**What the exercise asks:** Leave out the pictures and copy each record below exactly.

--- Exercise data ---

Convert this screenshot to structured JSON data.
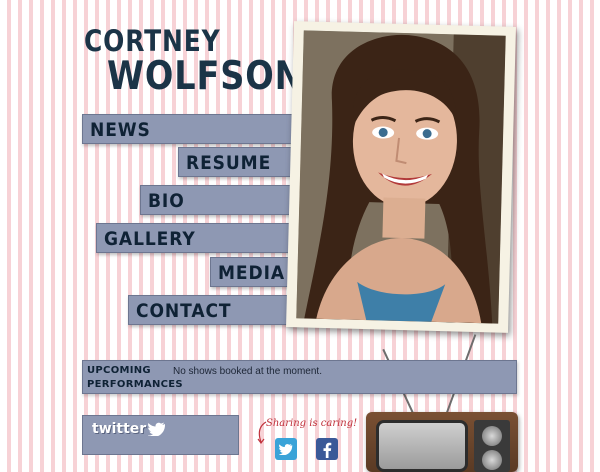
{
  "header": {
    "name_line1": "CORTNEY",
    "name_line2": "WOLFSON"
  },
  "nav": {
    "items": [
      {
        "label": "NEWS"
      },
      {
        "label": "RESUME"
      },
      {
        "label": "BIO"
      },
      {
        "label": "GALLERY"
      },
      {
        "label": "MEDIA"
      },
      {
        "label": "CONTACT"
      }
    ]
  },
  "shows": {
    "title_line1": "UPCOMING",
    "title_line2": "PERFORMANCES",
    "text": "No shows booked at the moment."
  },
  "twitter": {
    "logo_text": "twitter"
  },
  "sharing": {
    "text": "Sharing is caring!",
    "icons": [
      "twitter-icon",
      "facebook-icon"
    ]
  },
  "colors": {
    "nav_bg": "#8e98b3",
    "logo_text": "#1b3447",
    "stripe_pink": "#f7d2d6",
    "sharing_red": "#c0323c",
    "twitter_blue": "#3aa3d8",
    "facebook_blue": "#3b5998"
  }
}
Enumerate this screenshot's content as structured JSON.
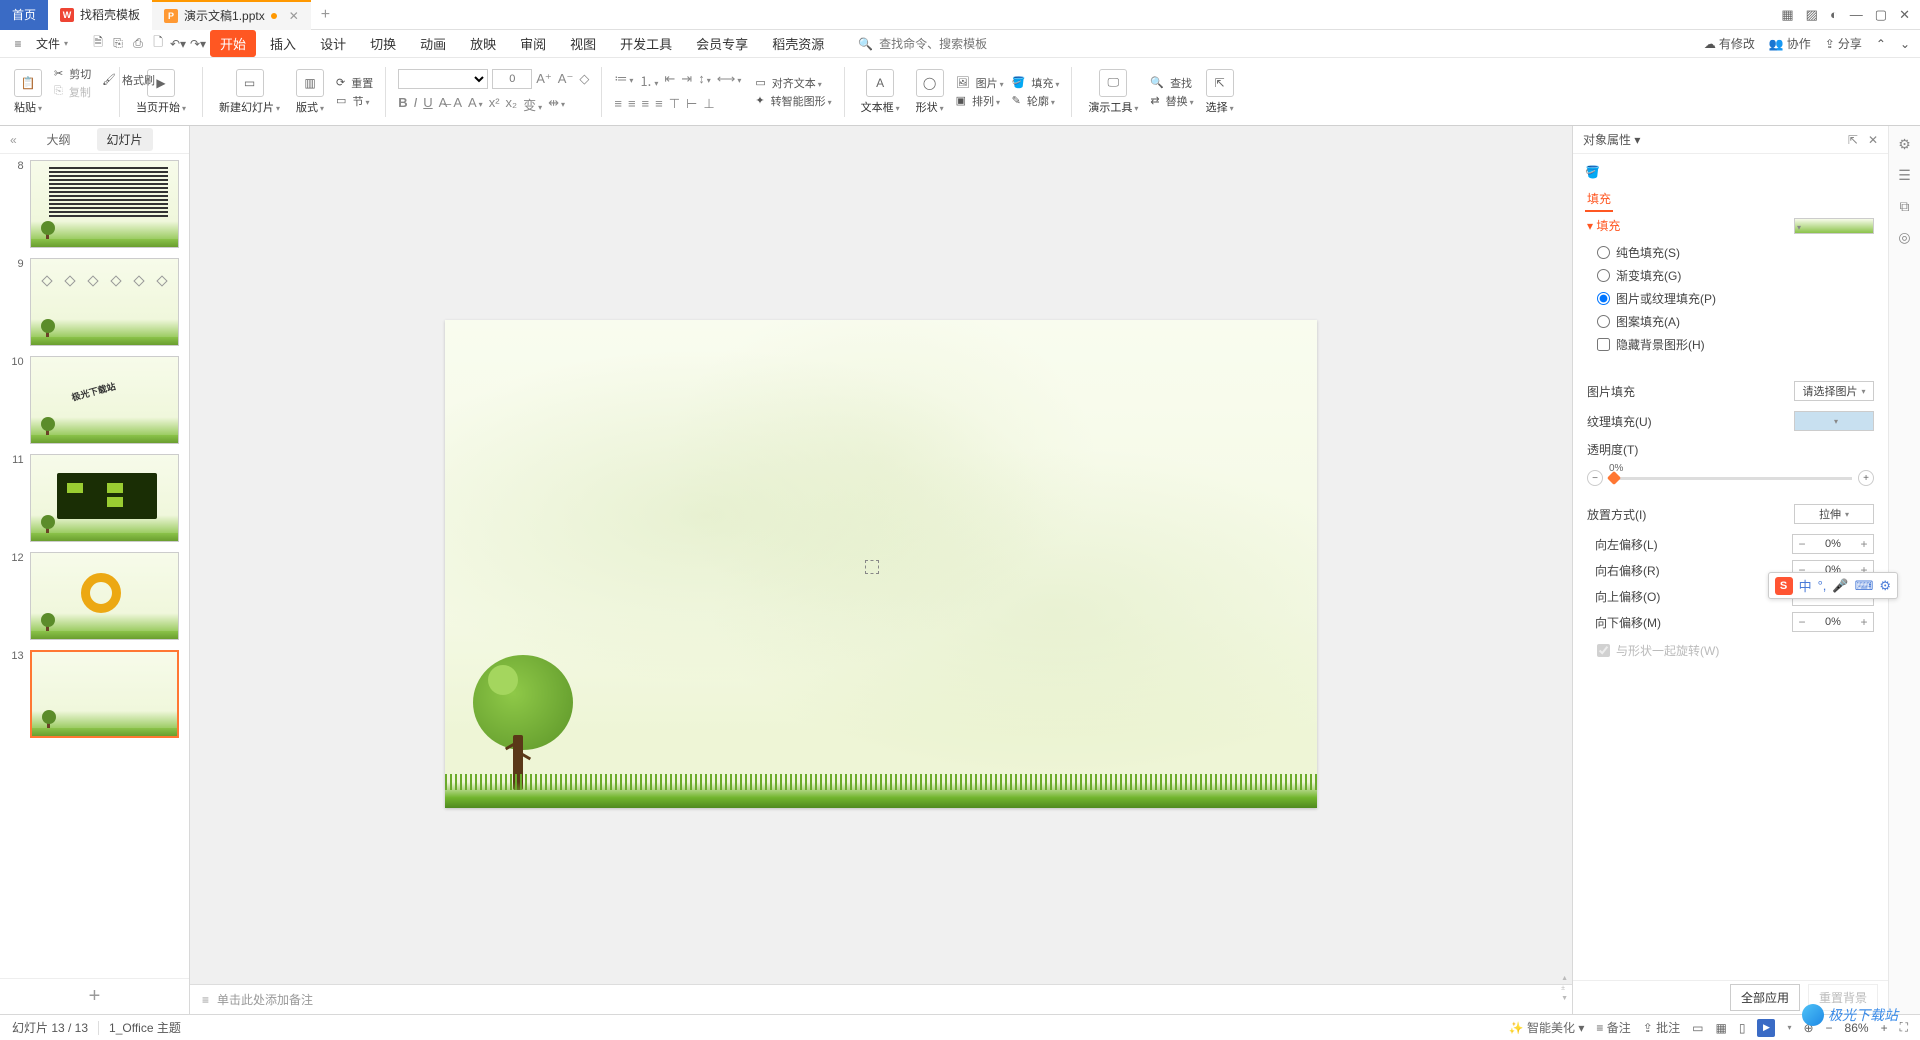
{
  "tabs": {
    "home": "首页",
    "t1": "找稻壳模板",
    "t2": "演示文稿1.pptx"
  },
  "win_ctrl": {
    "grid1": "▦",
    "grid2": "▨",
    "user": "◐",
    "min": "—",
    "max": "▢",
    "close": "✕"
  },
  "menu": {
    "file": "文件",
    "items": [
      "开始",
      "插入",
      "设计",
      "切换",
      "动画",
      "放映",
      "审阅",
      "视图",
      "开发工具",
      "会员专享",
      "稻壳资源"
    ],
    "search_ph": "查找命令、搜索模板",
    "right": {
      "mod": "有修改",
      "coop": "协作",
      "share": "分享"
    }
  },
  "toolbar": {
    "paste": "粘贴",
    "cut": "剪切",
    "copy": "复制",
    "format": "格式刷",
    "startpage": "当页开始",
    "newslide": "新建幻灯片",
    "layout": "版式",
    "section": "节",
    "reset": "重置",
    "fontsize_ph": "0",
    "aligntext": "对齐文本",
    "smartart": "转智能图形",
    "textbox": "文本框",
    "shape": "形状",
    "image": "图片",
    "fill": "填充",
    "arrange": "排列",
    "outline": "轮廓",
    "find": "查找",
    "tools": "演示工具",
    "replace": "替换",
    "select": "选择"
  },
  "slide_tabs": {
    "outline": "大纲",
    "slides": "幻灯片"
  },
  "thumbs": [
    {
      "n": "8"
    },
    {
      "n": "9"
    },
    {
      "n": "10",
      "txt": "极光下载站"
    },
    {
      "n": "11"
    },
    {
      "n": "12"
    },
    {
      "n": "13"
    }
  ],
  "notes": {
    "ph": "单击此处添加备注"
  },
  "prop": {
    "title": "对象属性",
    "tab_fill": "填充",
    "sect": "填充",
    "r_solid": "纯色填充(S)",
    "r_grad": "渐变填充(G)",
    "r_pic": "图片或纹理填充(P)",
    "r_pat": "图案填充(A)",
    "c_hide": "隐藏背景图形(H)",
    "pic_fill": "图片填充",
    "pic_fill_v": "请选择图片",
    "tex_fill": "纹理填充(U)",
    "opacity": "透明度(T)",
    "opacity_v": "0%",
    "placement": "放置方式(I)",
    "placement_v": "拉伸",
    "off_l": "向左偏移(L)",
    "off_r": "向右偏移(R)",
    "off_t": "向上偏移(O)",
    "off_b": "向下偏移(M)",
    "off_val": "0%",
    "rotate": "与形状一起旋转(W)",
    "apply_all": "全部应用",
    "reset_bg": "重置背景"
  },
  "status": {
    "slide": "幻灯片 13 / 13",
    "theme": "1_Office 主题",
    "beauty": "智能美化",
    "notes": "备注",
    "comment": "批注",
    "zoom": "86%"
  },
  "ime": {
    "lang": "中"
  },
  "watermark": "极光下载站"
}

---

**Worked answer:**
Convert this screenshot to structured JSON data.
{
  "header": {
    "name_line1": "CORTNEY",
    "name_line2": "WOLFSON"
  },
  "nav": {
    "items": [
      {
        "label": "NEWS"
      },
      {
        "label": "RESUME"
      },
      {
        "label": "BIO"
      },
      {
        "label": "GALLERY"
      },
      {
        "label": "MEDIA"
      },
      {
        "label": "CONTACT"
      }
    ]
  },
  "shows": {
    "title_line1": "UPCOMING",
    "title_line2": "PERFORMANCES",
    "text": "No shows booked at the moment."
  },
  "twitter": {
    "logo_text": "twitter"
  },
  "sharing": {
    "text": "Sharing is caring!",
    "icons": [
      "twitter-icon",
      "facebook-icon"
    ]
  },
  "colors": {
    "nav_bg": "#8e98b3",
    "logo_text": "#1b3447",
    "stripe_pink": "#f7d2d6",
    "sharing_red": "#c0323c",
    "twitter_blue": "#3aa3d8",
    "facebook_blue": "#3b5998"
  }
}
Enumerate this screenshot's content as structured JSON.
{
  "tabs": {
    "home": "首页",
    "t1": "找稻壳模板",
    "t2": "演示文稿1.pptx"
  },
  "win_ctrl": {
    "grid1": "▦",
    "grid2": "▨",
    "user": "◐",
    "min": "—",
    "max": "▢",
    "close": "✕"
  },
  "menu": {
    "file": "文件",
    "items": [
      "开始",
      "插入",
      "设计",
      "切换",
      "动画",
      "放映",
      "审阅",
      "视图",
      "开发工具",
      "会员专享",
      "稻壳资源"
    ],
    "search_ph": "查找命令、搜索模板",
    "right": {
      "mod": "有修改",
      "coop": "协作",
      "share": "分享"
    }
  },
  "toolbar": {
    "paste": "粘贴",
    "cut": "剪切",
    "copy": "复制",
    "format": "格式刷",
    "startpage": "当页开始",
    "newslide": "新建幻灯片",
    "layout": "版式",
    "section": "节",
    "reset": "重置",
    "fontsize_ph": "0",
    "aligntext": "对齐文本",
    "smartart": "转智能图形",
    "textbox": "文本框",
    "shape": "形状",
    "image": "图片",
    "fill": "填充",
    "arrange": "排列",
    "outline": "轮廓",
    "find": "查找",
    "tools": "演示工具",
    "replace": "替换",
    "select": "选择"
  },
  "slide_tabs": {
    "outline": "大纲",
    "slides": "幻灯片"
  },
  "thumbs": [
    {
      "n": "8"
    },
    {
      "n": "9"
    },
    {
      "n": "10",
      "txt": "极光下载站"
    },
    {
      "n": "11"
    },
    {
      "n": "12"
    },
    {
      "n": "13"
    }
  ],
  "notes": {
    "ph": "单击此处添加备注"
  },
  "prop": {
    "title": "对象属性",
    "tab_fill": "填充",
    "sect": "填充",
    "r_solid": "纯色填充(S)",
    "r_grad": "渐变填充(G)",
    "r_pic": "图片或纹理填充(P)",
    "r_pat": "图案填充(A)",
    "c_hide": "隐藏背景图形(H)",
    "pic_fill": "图片填充",
    "pic_fill_v": "请选择图片",
    "tex_fill": "纹理填充(U)",
    "opacity": "透明度(T)",
    "opacity_v": "0%",
    "placement": "放置方式(I)",
    "placement_v": "拉伸",
    "off_l": "向左偏移(L)",
    "off_r": "向右偏移(R)",
    "off_t": "向上偏移(O)",
    "off_b": "向下偏移(M)",
    "off_val": "0%",
    "rotate": "与形状一起旋转(W)",
    "apply_all": "全部应用",
    "reset_bg": "重置背景"
  },
  "status": {
    "slide": "幻灯片 13 / 13",
    "theme": "1_Office 主题",
    "beauty": "智能美化",
    "notes": "备注",
    "comment": "批注",
    "zoom": "86%"
  },
  "ime": {
    "lang": "中"
  },
  "watermark": "极光下载站"
}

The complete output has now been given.